» **Instruction**:
All of the data should be output character for character, except the pictures.

<<<<

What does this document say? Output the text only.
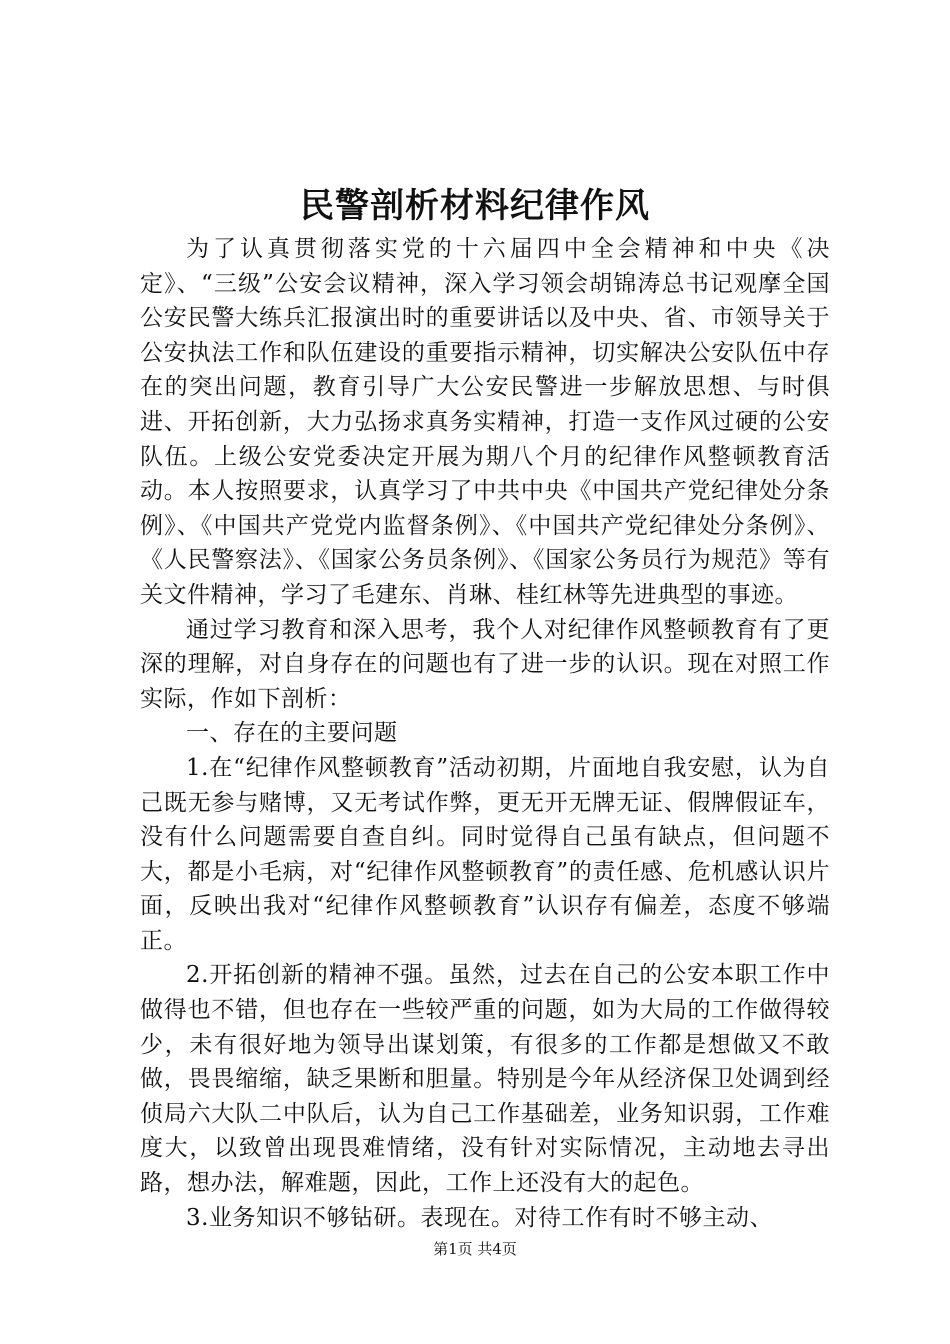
民警剖析材料纪律作风

为了认真贯彻落实党的十六届四中全会精神和中央《决定》、“三级”公安会议精神，深入学习领会胡锦涛总书记观摩全国公安民警大练兵汇报演出时的重要讲话以及中央、省、市领导关于公安执法工作和队伍建设的重要指示精神，切实解决公安队伍中存在的突出问题，教育引导广大公安民警进一步解放思想、与时俱进、开拓创新，大力弘扬求真务实精神，打造一支作风过硬的公安队伍。上级公安党委决定开展为期八个月的纪律作风整顿教育活动。本人按照要求，认真学习了中共中央《中国共产党纪律处分条例》、《中国共产党党内监督条例》、《中国共产党纪律处分条例》、《人民警察法》、《国家公务员条例》、《国家公务员行为规范》等有关文件精神，学习了毛建东、肖琳、桂红林等先进典型的事迹。

通过学习教育和深入思考，我个人对纪律作风整顿教育有了更深的理解，对自身存在的问题也有了进一步的认识。现在对照工作实际，作如下剖析：

一、存在的主要问题

1.在“纪律作风整顿教育”活动初期，片面地自我安慰，认为自己既无参与赌博，又无考试作弊，更无开无牌无证、假牌假证车，没有什么问题需要自查自纠。同时觉得自己虽有缺点，但问题不大，都是小毛病，对“纪律作风整顿教育”的责任感、危机感认识片面，反映出我对“纪律作风整顿教育”认识存有偏差，态度不够端正。

2.开拓创新的精神不强。虽然，过去在自己的公安本职工作中做得也不错，但也存在一些较严重的问题，如为大局的工作做得较少，未有很好地为领导出谋划策，有很多的工作都是想做又不敢做，畏畏缩缩，缺乏果断和胆量。特别是今年从经济保卫处调到经侦局六大队二中队后，认为自己工作基础差，业务知识弱，工作难度大，以致曾出现畏难情绪，没有针对实际情况，主动地去寻出路，想办法，解难题，因此，工作上还没有大的起色。

3.业务知识不够钻研。表现在。对待工作有时不够主动、

第1页 共4页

>>>>

» **Task solution**:
What does this document say? Output the text only.
民警剖析材料纪律作风

为了认真贯彻落实党的十六届四中全会精神和中央《决定》、“三级”公安会议精神，深入学习领会胡锦涛总书记观摩全国公安民警大练兵汇报演出时的重要讲话以及中央、省、市领导关于公安执法工作和队伍建设的重要指示精神，切实解决公安队伍中存在的突出问题，教育引导广大公安民警进一步解放思想、与时俱进、开拓创新，大力弘扬求真务实精神，打造一支作风过硬的公安队伍。上级公安党委决定开展为期八个月的纪律作风整顿教育活动。本人按照要求，认真学习了中共中央《中国共产党纪律处分条例》、《中国共产党党内监督条例》、《中国共产党纪律处分条例》、《人民警察法》、《国家公务员条例》、《国家公务员行为规范》等有关文件精神，学习了毛建东、肖琳、桂红林等先进典型的事迹。

通过学习教育和深入思考，我个人对纪律作风整顿教育有了更深的理解，对自身存在的问题也有了进一步的认识。现在对照工作实际，作如下剖析：

一、存在的主要问题

1.在“纪律作风整顿教育”活动初期，片面地自我安慰，认为自己既无参与赌博，又无考试作弊，更无开无牌无证、假牌假证车，没有什么问题需要自查自纠。同时觉得自己虽有缺点，但问题不大，都是小毛病，对“纪律作风整顿教育”的责任感、危机感认识片面，反映出我对“纪律作风整顿教育”认识存有偏差，态度不够端正。

2.开拓创新的精神不强。虽然，过去在自己的公安本职工作中做得也不错，但也存在一些较严重的问题，如为大局的工作做得较少，未有很好地为领导出谋划策，有很多的工作都是想做又不敢做，畏畏缩缩，缺乏果断和胆量。特别是今年从经济保卫处调到经侦局六大队二中队后，认为自己工作基础差，业务知识弱，工作难度大，以致曾出现畏难情绪，没有针对实际情况，主动地去寻出路，想办法，解难题，因此，工作上还没有大的起色。

3.业务知识不够钻研。表现在。对待工作有时不够主动、

第1页 共4页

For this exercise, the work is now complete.